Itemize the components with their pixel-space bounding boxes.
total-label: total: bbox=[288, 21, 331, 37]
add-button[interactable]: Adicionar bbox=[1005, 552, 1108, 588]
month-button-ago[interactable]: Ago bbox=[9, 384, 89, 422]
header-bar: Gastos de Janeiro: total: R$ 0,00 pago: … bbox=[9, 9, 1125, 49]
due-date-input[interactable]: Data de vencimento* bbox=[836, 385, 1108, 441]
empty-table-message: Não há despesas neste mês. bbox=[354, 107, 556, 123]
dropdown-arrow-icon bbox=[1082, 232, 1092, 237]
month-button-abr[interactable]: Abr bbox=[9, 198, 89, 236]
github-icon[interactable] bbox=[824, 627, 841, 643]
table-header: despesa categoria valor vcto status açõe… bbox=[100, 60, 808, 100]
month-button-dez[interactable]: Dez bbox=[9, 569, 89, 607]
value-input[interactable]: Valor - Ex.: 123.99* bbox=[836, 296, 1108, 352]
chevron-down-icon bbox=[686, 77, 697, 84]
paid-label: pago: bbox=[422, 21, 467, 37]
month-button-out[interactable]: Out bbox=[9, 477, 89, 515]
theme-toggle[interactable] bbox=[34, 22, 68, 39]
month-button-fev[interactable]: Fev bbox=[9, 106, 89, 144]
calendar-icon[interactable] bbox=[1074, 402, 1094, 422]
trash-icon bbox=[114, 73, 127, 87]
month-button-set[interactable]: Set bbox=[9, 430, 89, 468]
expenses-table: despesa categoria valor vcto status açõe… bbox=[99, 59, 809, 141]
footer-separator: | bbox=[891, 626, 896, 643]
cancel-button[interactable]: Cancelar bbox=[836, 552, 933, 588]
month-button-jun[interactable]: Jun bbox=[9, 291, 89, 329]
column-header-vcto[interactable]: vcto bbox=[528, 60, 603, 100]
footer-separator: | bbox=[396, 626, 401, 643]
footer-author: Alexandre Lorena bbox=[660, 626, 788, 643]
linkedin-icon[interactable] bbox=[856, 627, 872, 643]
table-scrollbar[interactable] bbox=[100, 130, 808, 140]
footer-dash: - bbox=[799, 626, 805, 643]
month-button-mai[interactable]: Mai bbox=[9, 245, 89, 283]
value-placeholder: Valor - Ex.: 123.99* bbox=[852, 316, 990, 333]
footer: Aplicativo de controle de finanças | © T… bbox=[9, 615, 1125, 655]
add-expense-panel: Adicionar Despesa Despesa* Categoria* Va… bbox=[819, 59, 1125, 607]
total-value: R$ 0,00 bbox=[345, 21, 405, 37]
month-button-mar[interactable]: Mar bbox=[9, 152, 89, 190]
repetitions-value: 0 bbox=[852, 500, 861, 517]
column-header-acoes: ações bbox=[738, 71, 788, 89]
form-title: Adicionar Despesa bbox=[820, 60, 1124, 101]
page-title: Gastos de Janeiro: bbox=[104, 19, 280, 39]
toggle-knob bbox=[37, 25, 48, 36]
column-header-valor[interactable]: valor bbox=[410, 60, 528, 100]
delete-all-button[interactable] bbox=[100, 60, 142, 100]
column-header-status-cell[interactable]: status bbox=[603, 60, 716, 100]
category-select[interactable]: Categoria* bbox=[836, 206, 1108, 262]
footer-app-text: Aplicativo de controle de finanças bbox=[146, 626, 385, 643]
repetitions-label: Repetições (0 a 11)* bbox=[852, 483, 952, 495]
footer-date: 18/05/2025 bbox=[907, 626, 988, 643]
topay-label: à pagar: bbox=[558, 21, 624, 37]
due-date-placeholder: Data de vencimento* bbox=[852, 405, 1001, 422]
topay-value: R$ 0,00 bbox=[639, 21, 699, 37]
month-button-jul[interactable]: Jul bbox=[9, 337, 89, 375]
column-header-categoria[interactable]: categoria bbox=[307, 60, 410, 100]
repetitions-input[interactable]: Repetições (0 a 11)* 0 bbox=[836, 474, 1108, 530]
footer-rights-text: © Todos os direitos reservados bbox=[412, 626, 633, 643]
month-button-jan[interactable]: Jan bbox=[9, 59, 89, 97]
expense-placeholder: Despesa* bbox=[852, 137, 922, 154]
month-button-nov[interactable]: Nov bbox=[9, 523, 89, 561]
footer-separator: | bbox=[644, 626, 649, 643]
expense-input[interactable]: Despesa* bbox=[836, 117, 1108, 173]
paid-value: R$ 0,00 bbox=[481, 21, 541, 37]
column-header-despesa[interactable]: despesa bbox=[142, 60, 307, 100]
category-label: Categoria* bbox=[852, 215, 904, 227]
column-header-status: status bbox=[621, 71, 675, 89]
* * *
** Task to carry out **
Transcribe everything from the start of the listing down to the line containing "month-button-dez[interactable]: Dez bbox=[9, 569, 89, 607]", both ends included.

** Exercise answer **
Itemize the components with their pixel-space bounding boxes.
total-label: total: bbox=[288, 21, 331, 37]
add-button[interactable]: Adicionar bbox=[1005, 552, 1108, 588]
month-button-ago[interactable]: Ago bbox=[9, 384, 89, 422]
header-bar: Gastos de Janeiro: total: R$ 0,00 pago: … bbox=[9, 9, 1125, 49]
due-date-input[interactable]: Data de vencimento* bbox=[836, 385, 1108, 441]
empty-table-message: Não há despesas neste mês. bbox=[354, 107, 556, 123]
dropdown-arrow-icon bbox=[1082, 232, 1092, 237]
month-button-abr[interactable]: Abr bbox=[9, 198, 89, 236]
github-icon[interactable] bbox=[824, 627, 841, 643]
table-header: despesa categoria valor vcto status açõe… bbox=[100, 60, 808, 100]
month-button-dez[interactable]: Dez bbox=[9, 569, 89, 607]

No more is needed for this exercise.